**** Document text ****

But if the present state of technique is insufficient to liberate the workers, is there at any rate a reasonable hope that an unlimited development lies before it, which would imply an unlimited increase in productivity? This is what everybody assumes, both among capitalists and socialists, without the smallest preliminary study of the question; it is enough that the productivity of human effort should have increased in an unheard of manner for the last three centuries for it to be expected that this increase will continue at the same rate. Our so-called scientific culture has given us this fatal habit of generalizing, of arbitrarily extrapolating, instead of studying the conditions of a given phenomenon and the limits implied by them; and Marx, whose dialectical method should have saved him from such an error, fell into it on this point just like other people.

The problem is fundamental, and of a kind to determine all our future prospects; it must be formulated with the utmost precision. To this end, the first thing is to know in what technical progress consists, what factors play a part in it, and to examine each factor separately; for we mix up under the name of technical progress entirely different procedures that offer different possibilities of development.

The first procedure that offers itself to man for producing more with less effort is the utilization of natural sources of energy; and it is true, in a sense, that it is impossible to assign a precise limit to the benefits of this procedure, because we do not know what new sources of energy we shall one day be able to use; but this does not mean to say that there can be prospects of unlimited progress in this direction, nor that progress in it is, generally speaking, assured. For nature does not give us this energy, whatever may be the form in which it offers itself—animal power, coal or petroleum; we have to wrest it from her and transform it through our labour so as to adapt it to our own ends. Now, this labour does not necessarily become less as time goes on; at present the very opposite is happening to us, since the extraction of coal and petroleum becomes continually and automatically less profitable and more costly. What is more, the deposits at present known are destined to become exhausted at the end of a relatively short time. Perhaps new deposits will be found; but prospecting, the development of new workings, some of which will doubtless fail to pay—all that will be costly; furthermore, we do not know how many unknown deposits there are in general, and in any case their number will not be unlimited. We may also—and no doubt some day we are bound to—discover new sources of energy; but there is nothing to guarantee that their utilization will call for less labour than the utilization of coal or heavy oils; the opposite is just as possible. It may even happen, at the worst, that the utilization of a natural source of energy involves more labour than the human expenditure of energy one is seeking to replace. In this field it is chance which decides; for the discovery of a new and easily accessible source of energy or of an economic transformation process for a known source of energy is not one of those things one is sure of reaching on a basis of thinking methodically and spending the necessary time thereon.

We deceive ourselves in this matter because we are in the habit of considering the development of science from outside and as a whole; we do not realize that if certain scientific results depend entirely on the good use the scientist makes of his reasoning faculties, others are the result of lucky finds. This is so in the case of the utilization of the forces of nature. There is not the least doubt that every source of energy is transformable; but the scientist is no more certain of coming across something economically advantageous in the course of his researches than is the explorer of arriving at a fertile territory. We can find an instructive example of this in the famous experiments connected with the thermic energy of the seas, about which there has been so much—and such useless—excitement. Now, as soon as chance enters in, the idea of continuous progress is no longer applicable. Consequently, to hope that the development of science will one day bring about, in some sort of automatic way, the discovery of a source of energy which would be almost immediately utilizable for all human needs, is simply day-dreaming. One cannot prove that it is impossible; and, strictly speaking, it is possible, too, that one fine day some sudden change in the astronomical order may give to vast expanses of the earth’s surface the bewitching climate that enables, so it is said, certain primitive tribes to live without working; but possibilities of this description must never be taken into account. On the whole, it would not be reasonable to try to determine here and now what the future holds in store for the human race in this field.

**** Entries supplied ****

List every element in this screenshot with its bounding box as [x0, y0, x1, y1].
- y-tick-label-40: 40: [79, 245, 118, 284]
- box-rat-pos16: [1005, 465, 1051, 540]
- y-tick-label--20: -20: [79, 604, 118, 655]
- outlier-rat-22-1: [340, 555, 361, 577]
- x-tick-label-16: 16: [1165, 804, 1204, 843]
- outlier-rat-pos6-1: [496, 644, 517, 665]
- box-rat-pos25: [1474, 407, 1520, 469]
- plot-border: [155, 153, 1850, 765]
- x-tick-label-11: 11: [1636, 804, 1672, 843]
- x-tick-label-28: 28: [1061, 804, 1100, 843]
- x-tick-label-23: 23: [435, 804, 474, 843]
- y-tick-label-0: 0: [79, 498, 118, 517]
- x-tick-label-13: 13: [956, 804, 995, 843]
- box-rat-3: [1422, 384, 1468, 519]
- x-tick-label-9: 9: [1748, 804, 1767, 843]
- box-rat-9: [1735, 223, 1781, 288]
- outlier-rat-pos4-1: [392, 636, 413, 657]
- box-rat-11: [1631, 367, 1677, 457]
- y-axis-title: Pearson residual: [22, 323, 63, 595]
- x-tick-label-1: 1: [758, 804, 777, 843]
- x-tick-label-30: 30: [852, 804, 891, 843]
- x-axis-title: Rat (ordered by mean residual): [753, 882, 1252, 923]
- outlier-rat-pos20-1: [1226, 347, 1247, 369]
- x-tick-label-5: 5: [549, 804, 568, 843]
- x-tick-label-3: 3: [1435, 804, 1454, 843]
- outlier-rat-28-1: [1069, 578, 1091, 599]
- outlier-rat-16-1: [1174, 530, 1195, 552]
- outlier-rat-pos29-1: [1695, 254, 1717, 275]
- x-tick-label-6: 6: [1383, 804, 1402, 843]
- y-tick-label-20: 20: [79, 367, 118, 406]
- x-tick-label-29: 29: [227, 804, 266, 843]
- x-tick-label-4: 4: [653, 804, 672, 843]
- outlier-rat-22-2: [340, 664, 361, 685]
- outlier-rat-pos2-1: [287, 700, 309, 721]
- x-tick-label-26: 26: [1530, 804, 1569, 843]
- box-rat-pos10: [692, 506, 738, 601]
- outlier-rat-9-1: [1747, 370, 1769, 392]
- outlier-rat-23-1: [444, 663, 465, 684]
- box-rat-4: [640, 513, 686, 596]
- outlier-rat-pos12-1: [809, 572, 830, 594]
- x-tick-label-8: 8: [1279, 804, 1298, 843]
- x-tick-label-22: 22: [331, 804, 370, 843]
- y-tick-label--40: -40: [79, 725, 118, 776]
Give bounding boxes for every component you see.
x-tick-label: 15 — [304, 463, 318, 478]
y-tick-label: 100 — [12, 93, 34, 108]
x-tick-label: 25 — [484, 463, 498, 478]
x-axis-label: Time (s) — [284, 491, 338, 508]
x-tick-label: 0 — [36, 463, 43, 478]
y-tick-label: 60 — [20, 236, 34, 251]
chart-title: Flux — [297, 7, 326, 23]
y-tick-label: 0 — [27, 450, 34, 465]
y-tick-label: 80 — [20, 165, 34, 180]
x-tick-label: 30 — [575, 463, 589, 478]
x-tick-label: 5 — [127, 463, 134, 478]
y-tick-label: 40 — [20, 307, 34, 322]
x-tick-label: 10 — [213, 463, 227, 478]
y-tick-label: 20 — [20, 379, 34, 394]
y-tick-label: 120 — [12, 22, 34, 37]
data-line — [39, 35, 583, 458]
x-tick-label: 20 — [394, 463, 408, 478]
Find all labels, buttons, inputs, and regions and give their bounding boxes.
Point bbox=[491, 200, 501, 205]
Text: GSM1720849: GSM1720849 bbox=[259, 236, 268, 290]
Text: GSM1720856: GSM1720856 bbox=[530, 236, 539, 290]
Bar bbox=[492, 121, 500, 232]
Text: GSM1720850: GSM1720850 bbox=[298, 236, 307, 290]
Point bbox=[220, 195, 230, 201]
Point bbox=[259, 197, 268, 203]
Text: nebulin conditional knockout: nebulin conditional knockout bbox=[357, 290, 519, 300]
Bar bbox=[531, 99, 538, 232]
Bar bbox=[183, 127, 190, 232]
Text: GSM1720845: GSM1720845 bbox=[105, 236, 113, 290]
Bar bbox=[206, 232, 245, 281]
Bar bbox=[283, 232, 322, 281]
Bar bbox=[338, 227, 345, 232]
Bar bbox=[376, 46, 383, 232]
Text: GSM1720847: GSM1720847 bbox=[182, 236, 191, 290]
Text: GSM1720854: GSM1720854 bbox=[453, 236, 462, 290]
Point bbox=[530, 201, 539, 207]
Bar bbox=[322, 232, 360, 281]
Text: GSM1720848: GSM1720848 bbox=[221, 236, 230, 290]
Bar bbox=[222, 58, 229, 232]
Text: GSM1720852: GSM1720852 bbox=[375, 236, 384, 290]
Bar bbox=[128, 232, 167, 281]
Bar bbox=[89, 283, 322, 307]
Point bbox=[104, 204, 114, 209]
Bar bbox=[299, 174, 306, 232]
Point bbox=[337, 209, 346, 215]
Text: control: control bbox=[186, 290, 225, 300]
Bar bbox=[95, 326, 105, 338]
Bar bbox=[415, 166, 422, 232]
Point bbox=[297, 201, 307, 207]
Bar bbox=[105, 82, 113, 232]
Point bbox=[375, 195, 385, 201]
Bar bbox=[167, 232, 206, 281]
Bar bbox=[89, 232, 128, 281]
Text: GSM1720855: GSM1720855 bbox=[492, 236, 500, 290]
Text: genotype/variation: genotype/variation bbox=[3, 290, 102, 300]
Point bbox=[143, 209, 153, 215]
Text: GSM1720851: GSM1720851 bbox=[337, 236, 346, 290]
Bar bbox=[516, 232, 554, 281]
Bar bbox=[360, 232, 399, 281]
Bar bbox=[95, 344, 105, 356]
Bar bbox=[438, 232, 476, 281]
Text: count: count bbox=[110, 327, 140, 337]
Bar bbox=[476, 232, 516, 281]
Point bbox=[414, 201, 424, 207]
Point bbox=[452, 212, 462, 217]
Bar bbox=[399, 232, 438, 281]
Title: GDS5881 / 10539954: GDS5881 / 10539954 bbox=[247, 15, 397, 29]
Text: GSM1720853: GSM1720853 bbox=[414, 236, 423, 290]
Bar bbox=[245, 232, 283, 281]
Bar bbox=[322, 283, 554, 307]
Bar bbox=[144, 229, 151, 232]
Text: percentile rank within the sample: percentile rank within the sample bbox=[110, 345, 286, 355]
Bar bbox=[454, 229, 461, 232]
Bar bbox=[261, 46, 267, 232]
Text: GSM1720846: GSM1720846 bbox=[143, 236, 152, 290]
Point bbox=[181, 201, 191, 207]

****

What you are asked to do:
Please answer these questions from the text on technical progress:
(a) For how many centuries has the productivity of human effort increased in an unheard of manner?
(b) What forms does the text name in which natural energy offers itself?
(c) Which famous experiments are given as an instructive example of chance in scientific results?

Solution:
(a) Three centuries.
(b) Animal power, coal or petroleum.
(c) The experiments connected with the thermic energy of the seas.